--- EXERCISE DATA Enclosed Below ---

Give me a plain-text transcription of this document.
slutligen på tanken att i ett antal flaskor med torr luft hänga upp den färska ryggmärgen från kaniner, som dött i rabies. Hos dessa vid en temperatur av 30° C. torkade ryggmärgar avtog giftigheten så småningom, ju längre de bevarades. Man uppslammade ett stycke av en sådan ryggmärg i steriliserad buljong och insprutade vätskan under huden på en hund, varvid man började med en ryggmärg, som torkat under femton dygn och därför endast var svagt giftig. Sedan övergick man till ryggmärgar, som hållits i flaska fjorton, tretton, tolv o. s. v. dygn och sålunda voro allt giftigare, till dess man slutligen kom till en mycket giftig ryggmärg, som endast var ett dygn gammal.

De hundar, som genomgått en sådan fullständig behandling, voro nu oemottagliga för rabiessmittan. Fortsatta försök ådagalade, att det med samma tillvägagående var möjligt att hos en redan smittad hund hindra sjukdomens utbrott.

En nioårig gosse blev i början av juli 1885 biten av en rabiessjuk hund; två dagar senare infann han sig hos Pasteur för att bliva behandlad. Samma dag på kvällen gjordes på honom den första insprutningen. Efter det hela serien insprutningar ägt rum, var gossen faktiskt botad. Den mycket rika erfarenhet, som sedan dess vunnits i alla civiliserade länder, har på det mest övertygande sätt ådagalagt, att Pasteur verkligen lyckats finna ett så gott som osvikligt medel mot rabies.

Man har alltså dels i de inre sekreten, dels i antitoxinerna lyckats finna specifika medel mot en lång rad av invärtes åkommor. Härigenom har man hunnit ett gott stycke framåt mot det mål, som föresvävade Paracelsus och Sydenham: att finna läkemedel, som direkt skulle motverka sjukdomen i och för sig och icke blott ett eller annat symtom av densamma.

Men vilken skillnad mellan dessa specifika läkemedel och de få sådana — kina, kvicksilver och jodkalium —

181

--- End of Enclosed EXERCISE DATA ---

Please reproduce each record precisely as written.

Give me a plain-text transcription of this document.
slutligen på tanken att i ett antal flaskor med torr luft hänga upp den färska ryggmärgen från kaniner, som dött i rabies. Hos dessa vid en temperatur av 30° C. torkade ryggmärgar avtog giftigheten så småningom, ju längre de bevarades. Man uppslammade ett stycke av en sådan ryggmärg i steriliserad buljong och insprutade vätskan under huden på en hund, varvid man började med en ryggmärg, som torkat under femton dygn och därför endast var svagt giftig. Sedan övergick man till ryggmärgar, som hållits i flaska fjorton, tretton, tolv o. s. v. dygn och sålunda voro allt giftigare, till dess man slutligen kom till en mycket giftig ryggmärg, som endast var ett dygn gammal.

De hundar, som genomgått en sådan fullständig behandling, voro nu oemottagliga för rabiessmittan. Fortsatta försök ådagalade, att det med samma tillvägagående var möjligt att hos en redan smittad hund hindra sjukdomens utbrott.

En nioårig gosse blev i början av juli 1885 biten av en rabiessjuk hund; två dagar senare infann han sig hos Pasteur för att bliva behandlad. Samma dag på kvällen gjordes på honom den första insprutningen. Efter det hela serien insprutningar ägt rum, var gossen faktiskt botad. Den mycket rika erfarenhet, som sedan dess vunnits i alla civiliserade länder, har på det mest övertygande sätt ådagalagt, att Pasteur verkligen lyckats finna ett så gott som osvikligt medel mot rabies.

Man har alltså dels i de inre sekreten, dels i antitoxinerna lyckats finna specifika medel mot en lång rad av invärtes åkommor. Härigenom har man hunnit ett gott stycke framåt mot det mål, som föresvävade Paracelsus och Sydenham: att finna läkemedel, som direkt skulle motverka sjukdomen i och för sig och icke blott ett eller annat symtom av densamma.

Men vilken skillnad mellan dessa specifika läkemedel och de få sådana — kina, kvicksilver och jodkalium —

181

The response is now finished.